# INSTRUCTIONS TO FOLLOW
Each entry below is to be duplicated verbatim.

# Stored data entries
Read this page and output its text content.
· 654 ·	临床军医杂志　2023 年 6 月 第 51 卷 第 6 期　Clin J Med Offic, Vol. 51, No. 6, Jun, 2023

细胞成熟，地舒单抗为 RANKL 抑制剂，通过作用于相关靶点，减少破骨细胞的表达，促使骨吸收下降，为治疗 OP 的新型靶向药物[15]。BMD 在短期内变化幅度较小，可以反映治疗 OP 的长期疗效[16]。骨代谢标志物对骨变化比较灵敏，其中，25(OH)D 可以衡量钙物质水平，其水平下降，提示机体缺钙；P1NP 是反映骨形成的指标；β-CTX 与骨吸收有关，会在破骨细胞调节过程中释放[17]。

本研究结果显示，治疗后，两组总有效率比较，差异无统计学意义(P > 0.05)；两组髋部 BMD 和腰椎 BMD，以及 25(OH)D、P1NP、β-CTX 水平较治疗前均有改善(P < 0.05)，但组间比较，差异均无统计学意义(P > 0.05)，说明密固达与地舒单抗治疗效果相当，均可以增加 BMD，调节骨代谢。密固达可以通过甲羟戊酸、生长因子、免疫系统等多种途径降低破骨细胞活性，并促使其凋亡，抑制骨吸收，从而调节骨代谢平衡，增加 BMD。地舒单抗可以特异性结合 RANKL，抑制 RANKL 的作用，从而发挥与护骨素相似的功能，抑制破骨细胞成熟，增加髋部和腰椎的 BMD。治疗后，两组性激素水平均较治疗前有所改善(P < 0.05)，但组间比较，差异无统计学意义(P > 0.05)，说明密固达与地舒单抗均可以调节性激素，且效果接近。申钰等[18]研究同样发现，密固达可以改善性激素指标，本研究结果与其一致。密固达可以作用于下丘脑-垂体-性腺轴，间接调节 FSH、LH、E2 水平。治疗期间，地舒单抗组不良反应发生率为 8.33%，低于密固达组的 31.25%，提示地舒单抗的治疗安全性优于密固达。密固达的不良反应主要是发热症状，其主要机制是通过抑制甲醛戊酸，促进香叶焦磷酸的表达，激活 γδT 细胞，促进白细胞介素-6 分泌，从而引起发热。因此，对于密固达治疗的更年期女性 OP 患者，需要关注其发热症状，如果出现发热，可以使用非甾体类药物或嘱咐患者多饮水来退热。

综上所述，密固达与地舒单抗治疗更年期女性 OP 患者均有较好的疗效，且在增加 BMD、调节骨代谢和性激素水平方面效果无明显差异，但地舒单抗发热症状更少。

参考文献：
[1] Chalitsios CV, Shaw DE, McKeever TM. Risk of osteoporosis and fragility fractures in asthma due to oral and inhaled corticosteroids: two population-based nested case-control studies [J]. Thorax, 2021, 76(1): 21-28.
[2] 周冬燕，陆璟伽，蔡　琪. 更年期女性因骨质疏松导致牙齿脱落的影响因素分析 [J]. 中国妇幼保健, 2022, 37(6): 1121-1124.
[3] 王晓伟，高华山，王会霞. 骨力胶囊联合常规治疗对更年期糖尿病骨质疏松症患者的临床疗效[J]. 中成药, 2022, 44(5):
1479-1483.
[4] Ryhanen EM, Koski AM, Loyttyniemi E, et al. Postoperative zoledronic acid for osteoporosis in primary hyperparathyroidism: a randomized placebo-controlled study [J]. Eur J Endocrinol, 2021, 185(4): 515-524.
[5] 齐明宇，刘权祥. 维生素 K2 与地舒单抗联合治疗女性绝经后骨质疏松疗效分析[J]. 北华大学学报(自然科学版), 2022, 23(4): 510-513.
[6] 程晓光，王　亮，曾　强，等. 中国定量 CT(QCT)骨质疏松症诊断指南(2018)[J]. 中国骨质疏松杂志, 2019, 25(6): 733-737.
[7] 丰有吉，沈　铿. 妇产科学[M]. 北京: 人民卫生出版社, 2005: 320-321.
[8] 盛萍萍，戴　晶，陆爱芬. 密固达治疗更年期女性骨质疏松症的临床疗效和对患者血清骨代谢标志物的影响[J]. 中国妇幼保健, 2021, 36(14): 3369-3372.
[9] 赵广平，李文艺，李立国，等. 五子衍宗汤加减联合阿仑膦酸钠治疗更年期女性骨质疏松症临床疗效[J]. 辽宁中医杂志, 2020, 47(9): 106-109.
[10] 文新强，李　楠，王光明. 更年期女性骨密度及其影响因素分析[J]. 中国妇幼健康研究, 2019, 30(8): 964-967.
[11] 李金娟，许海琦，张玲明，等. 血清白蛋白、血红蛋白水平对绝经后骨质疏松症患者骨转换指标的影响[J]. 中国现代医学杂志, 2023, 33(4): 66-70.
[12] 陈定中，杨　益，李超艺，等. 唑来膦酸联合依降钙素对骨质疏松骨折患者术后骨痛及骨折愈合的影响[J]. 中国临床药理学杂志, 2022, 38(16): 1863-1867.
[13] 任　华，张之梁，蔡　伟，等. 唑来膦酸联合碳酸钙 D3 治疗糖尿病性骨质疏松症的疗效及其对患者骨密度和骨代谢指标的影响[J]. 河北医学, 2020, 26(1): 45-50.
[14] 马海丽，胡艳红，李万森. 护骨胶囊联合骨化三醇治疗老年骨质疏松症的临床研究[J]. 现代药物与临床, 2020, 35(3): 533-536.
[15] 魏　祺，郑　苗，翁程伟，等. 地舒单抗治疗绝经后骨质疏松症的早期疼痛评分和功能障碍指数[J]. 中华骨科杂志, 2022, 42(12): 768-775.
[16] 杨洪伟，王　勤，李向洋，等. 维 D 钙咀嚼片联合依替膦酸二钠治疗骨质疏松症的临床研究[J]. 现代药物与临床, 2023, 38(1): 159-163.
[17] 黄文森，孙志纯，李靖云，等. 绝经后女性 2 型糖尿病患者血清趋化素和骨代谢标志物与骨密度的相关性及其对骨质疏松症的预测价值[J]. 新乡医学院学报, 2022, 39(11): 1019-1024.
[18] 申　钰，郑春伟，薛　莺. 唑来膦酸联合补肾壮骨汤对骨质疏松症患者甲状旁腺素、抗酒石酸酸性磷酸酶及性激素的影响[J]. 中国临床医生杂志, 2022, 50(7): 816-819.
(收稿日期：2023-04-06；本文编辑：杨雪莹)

# RESPONSE TO THE EXERCISE
Read this page and output its text content.
· 654 ·	临床军医杂志　2023 年 6 月 第 51 卷 第 6 期　Clin J Med Offic, Vol. 51, No. 6, Jun, 2023

细胞成熟，地舒单抗为 RANKL 抑制剂，通过作用于相关靶点，减少破骨细胞的表达，促使骨吸收下降，为治疗 OP 的新型靶向药物[15]。BMD 在短期内变化幅度较小，可以反映治疗 OP 的长期疗效[16]。骨代谢标志物对骨变化比较灵敏，其中，25(OH)D 可以衡量钙物质水平，其水平下降，提示机体缺钙；P1NP 是反映骨形成的指标；β-CTX 与骨吸收有关，会在破骨细胞调节过程中释放[17]。

本研究结果显示，治疗后，两组总有效率比较，差异无统计学意义(P > 0.05)；两组髋部 BMD 和腰椎 BMD，以及 25(OH)D、P1NP、β-CTX 水平较治疗前均有改善(P < 0.05)，但组间比较，差异均无统计学意义(P > 0.05)，说明密固达与地舒单抗治疗效果相当，均可以增加 BMD，调节骨代谢。密固达可以通过甲羟戊酸、生长因子、免疫系统等多种途径降低破骨细胞活性，并促使其凋亡，抑制骨吸收，从而调节骨代谢平衡，增加 BMD。地舒单抗可以特异性结合 RANKL，抑制 RANKL 的作用，从而发挥与护骨素相似的功能，抑制破骨细胞成熟，增加髋部和腰椎的 BMD。治疗后，两组性激素水平均较治疗前有所改善(P < 0.05)，但组间比较，差异无统计学意义(P > 0.05)，说明密固达与地舒单抗均可以调节性激素，且效果接近。申钰等[18]研究同样发现，密固达可以改善性激素指标，本研究结果与其一致。密固达可以作用于下丘脑-垂体-性腺轴，间接调节 FSH、LH、E2 水平。治疗期间，地舒单抗组不良反应发生率为 8.33%，低于密固达组的 31.25%，提示地舒单抗的治疗安全性优于密固达。密固达的不良反应主要是发热症状，其主要机制是通过抑制甲醛戊酸，促进香叶焦磷酸的表达，激活 γδT 细胞，促进白细胞介素-6 分泌，从而引起发热。因此，对于密固达治疗的更年期女性 OP 患者，需要关注其发热症状，如果出现发热，可以使用非甾体类药物或嘱咐患者多饮水来退热。

综上所述，密固达与地舒单抗治疗更年期女性 OP 患者均有较好的疗效，且在增加 BMD、调节骨代谢和性激素水平方面效果无明显差异，但地舒单抗发热症状更少。

参考文献：
[1] Chalitsios CV, Shaw DE, McKeever TM. Risk of osteoporosis and fragility fractures in asthma due to oral and inhaled corticosteroids: two population-based nested case-control studies [J]. Thorax, 2021, 76(1): 21-28.
[2] 周冬燕，陆璟伽，蔡　琪. 更年期女性因骨质疏松导致牙齿脱落的影响因素分析 [J]. 中国妇幼保健, 2022, 37(6): 1121-1124.
[3] 王晓伟，高华山，王会霞. 骨力胶囊联合常规治疗对更年期糖尿病骨质疏松症患者的临床疗效[J]. 中成药, 2022, 44(5):
1479-1483.
[4] Ryhanen EM, Koski AM, Loyttyniemi E, et al. Postoperative zoledronic acid for osteoporosis in primary hyperparathyroidism: a randomized placebo-controlled study [J]. Eur J Endocrinol, 2021, 185(4): 515-524.
[5] 齐明宇，刘权祥. 维生素 K2 与地舒单抗联合治疗女性绝经后骨质疏松疗效分析[J]. 北华大学学报(自然科学版), 2022, 23(4): 510-513.
[6] 程晓光，王　亮，曾　强，等. 中国定量 CT(QCT)骨质疏松症诊断指南(2018)[J]. 中国骨质疏松杂志, 2019, 25(6): 733-737.
[7] 丰有吉，沈　铿. 妇产科学[M]. 北京: 人民卫生出版社, 2005: 320-321.
[8] 盛萍萍，戴　晶，陆爱芬. 密固达治疗更年期女性骨质疏松症的临床疗效和对患者血清骨代谢标志物的影响[J]. 中国妇幼保健, 2021, 36(14): 3369-3372.
[9] 赵广平，李文艺，李立国，等. 五子衍宗汤加减联合阿仑膦酸钠治疗更年期女性骨质疏松症临床疗效[J]. 辽宁中医杂志, 2020, 47(9): 106-109.
[10] 文新强，李　楠，王光明. 更年期女性骨密度及其影响因素分析[J]. 中国妇幼健康研究, 2019, 30(8): 964-967.
[11] 李金娟，许海琦，张玲明，等. 血清白蛋白、血红蛋白水平对绝经后骨质疏松症患者骨转换指标的影响[J]. 中国现代医学杂志, 2023, 33(4): 66-70.
[12] 陈定中，杨　益，李超艺，等. 唑来膦酸联合依降钙素对骨质疏松骨折患者术后骨痛及骨折愈合的影响[J]. 中国临床药理学杂志, 2022, 38(16): 1863-1867.
[13] 任　华，张之梁，蔡　伟，等. 唑来膦酸联合碳酸钙 D3 治疗糖尿病性骨质疏松症的疗效及其对患者骨密度和骨代谢指标的影响[J]. 河北医学, 2020, 26(1): 45-50.
[14] 马海丽，胡艳红，李万森. 护骨胶囊联合骨化三醇治疗老年骨质疏松症的临床研究[J]. 现代药物与临床, 2020, 35(3): 533-536.
[15] 魏　祺，郑　苗，翁程伟，等. 地舒单抗治疗绝经后骨质疏松症的早期疼痛评分和功能障碍指数[J]. 中华骨科杂志, 2022, 42(12): 768-775.
[16] 杨洪伟，王　勤，李向洋，等. 维 D 钙咀嚼片联合依替膦酸二钠治疗骨质疏松症的临床研究[J]. 现代药物与临床, 2023, 38(1): 159-163.
[17] 黄文森，孙志纯，李靖云，等. 绝经后女性 2 型糖尿病患者血清趋化素和骨代谢标志物与骨密度的相关性及其对骨质疏松症的预测价值[J]. 新乡医学院学报, 2022, 39(11): 1019-1024.
[18] 申　钰，郑春伟，薛　莺. 唑来膦酸联合补肾壮骨汤对骨质疏松症患者甲状旁腺素、抗酒石酸酸性磷酸酶及性激素的影响[J]. 中国临床医生杂志, 2022, 50(7): 816-819.
(收稿日期：2023-04-06；本文编辑：杨雪莹)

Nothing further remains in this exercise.